(Collected data entries)
⟨

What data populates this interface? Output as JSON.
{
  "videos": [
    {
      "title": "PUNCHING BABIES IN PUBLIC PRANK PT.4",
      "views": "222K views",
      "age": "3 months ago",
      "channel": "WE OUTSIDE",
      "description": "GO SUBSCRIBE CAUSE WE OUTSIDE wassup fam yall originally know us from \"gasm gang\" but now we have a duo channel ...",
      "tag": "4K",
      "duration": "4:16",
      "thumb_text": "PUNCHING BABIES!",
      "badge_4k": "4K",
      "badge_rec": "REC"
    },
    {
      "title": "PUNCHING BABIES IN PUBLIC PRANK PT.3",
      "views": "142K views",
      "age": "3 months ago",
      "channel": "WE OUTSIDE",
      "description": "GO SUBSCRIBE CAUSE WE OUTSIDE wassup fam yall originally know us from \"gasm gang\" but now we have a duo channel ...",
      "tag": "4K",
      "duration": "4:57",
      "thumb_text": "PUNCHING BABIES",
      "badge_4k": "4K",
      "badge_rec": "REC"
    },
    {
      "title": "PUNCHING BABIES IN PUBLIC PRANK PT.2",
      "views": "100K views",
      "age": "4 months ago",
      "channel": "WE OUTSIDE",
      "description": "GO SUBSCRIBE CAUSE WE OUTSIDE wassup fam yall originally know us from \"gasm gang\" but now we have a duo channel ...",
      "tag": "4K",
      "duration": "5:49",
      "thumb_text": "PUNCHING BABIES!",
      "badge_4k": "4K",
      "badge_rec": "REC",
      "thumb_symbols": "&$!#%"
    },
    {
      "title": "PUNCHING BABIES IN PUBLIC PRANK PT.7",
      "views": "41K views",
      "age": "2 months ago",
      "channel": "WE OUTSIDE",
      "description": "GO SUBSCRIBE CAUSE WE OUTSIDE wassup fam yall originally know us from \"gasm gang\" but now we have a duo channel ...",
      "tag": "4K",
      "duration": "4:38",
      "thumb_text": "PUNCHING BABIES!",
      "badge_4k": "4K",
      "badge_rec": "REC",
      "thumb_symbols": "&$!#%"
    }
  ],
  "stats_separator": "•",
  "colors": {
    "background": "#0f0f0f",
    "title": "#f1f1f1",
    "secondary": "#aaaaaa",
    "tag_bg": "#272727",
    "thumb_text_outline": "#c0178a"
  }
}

⟩
⟨

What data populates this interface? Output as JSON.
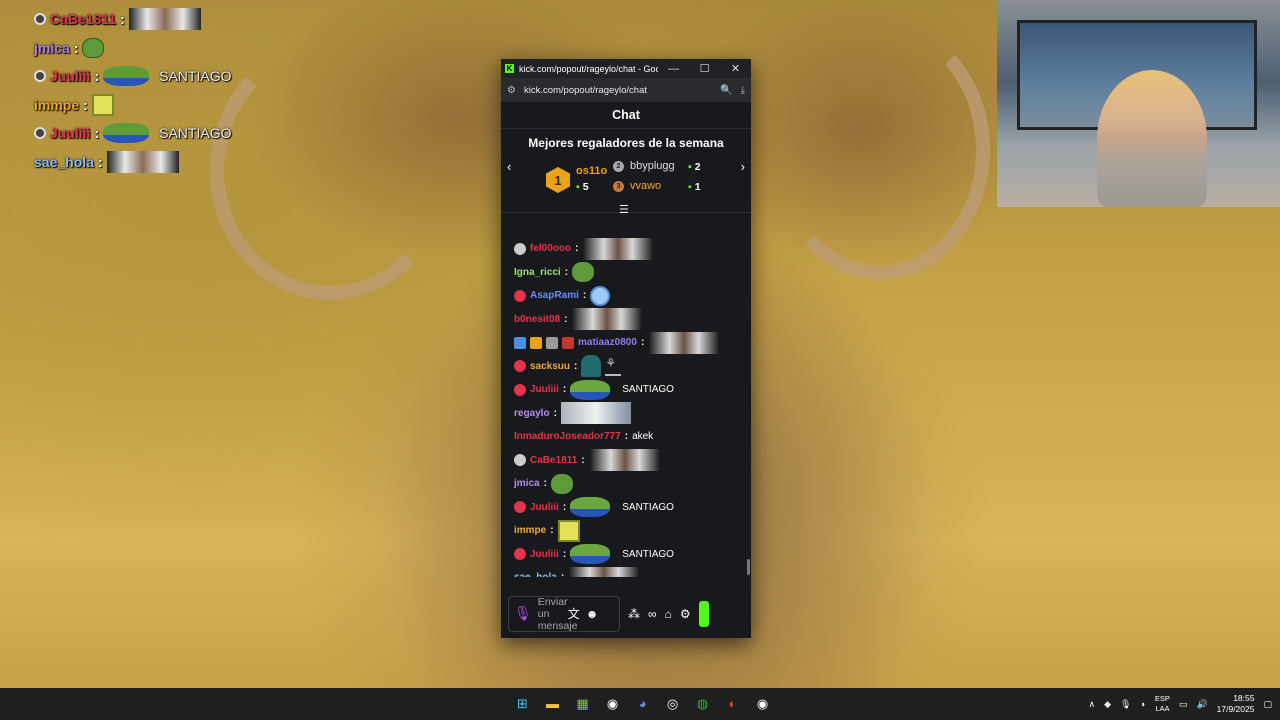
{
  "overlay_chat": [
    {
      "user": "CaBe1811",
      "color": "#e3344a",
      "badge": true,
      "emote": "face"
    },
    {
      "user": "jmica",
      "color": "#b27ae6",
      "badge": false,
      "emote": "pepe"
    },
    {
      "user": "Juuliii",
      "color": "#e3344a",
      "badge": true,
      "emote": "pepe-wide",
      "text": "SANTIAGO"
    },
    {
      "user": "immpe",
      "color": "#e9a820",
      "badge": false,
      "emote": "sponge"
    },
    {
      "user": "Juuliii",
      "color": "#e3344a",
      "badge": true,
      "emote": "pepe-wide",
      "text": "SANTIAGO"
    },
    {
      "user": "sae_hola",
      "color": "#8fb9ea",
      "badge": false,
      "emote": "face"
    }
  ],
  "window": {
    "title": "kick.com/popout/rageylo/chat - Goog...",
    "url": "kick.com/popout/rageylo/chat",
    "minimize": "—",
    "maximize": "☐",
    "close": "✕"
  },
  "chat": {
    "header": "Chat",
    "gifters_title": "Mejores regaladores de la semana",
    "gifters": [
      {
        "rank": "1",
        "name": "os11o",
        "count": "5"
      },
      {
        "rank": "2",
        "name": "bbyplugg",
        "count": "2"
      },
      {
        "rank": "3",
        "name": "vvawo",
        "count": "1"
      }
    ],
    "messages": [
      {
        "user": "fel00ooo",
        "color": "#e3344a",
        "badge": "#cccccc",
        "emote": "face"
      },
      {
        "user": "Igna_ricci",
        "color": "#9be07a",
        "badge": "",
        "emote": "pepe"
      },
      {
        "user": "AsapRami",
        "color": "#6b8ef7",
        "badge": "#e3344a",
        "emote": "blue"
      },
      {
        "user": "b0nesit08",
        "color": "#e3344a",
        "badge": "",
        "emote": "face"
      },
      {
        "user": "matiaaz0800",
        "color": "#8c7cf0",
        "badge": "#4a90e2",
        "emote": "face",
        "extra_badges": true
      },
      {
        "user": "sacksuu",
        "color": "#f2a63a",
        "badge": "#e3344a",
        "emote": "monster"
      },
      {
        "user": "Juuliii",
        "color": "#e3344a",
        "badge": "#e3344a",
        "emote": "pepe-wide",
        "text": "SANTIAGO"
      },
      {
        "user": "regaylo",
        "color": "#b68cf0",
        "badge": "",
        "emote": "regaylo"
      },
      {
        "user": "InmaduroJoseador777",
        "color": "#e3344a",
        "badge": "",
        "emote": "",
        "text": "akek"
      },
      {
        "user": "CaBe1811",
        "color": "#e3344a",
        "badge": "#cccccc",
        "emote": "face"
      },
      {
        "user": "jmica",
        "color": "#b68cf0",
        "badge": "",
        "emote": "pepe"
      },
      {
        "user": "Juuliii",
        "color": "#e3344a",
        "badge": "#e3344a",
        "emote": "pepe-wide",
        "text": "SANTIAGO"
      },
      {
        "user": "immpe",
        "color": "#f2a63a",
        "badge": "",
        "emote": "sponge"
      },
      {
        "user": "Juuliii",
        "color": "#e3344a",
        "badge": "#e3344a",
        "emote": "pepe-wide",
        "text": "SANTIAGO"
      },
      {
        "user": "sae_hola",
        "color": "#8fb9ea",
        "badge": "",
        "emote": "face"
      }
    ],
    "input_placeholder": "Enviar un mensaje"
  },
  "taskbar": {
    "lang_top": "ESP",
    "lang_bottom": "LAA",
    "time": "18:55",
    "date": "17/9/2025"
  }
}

⟩

Problem requirements: How many of the listing's lines contain "PRANK"? Respond with a single number and nothing else.

Response to the task: 4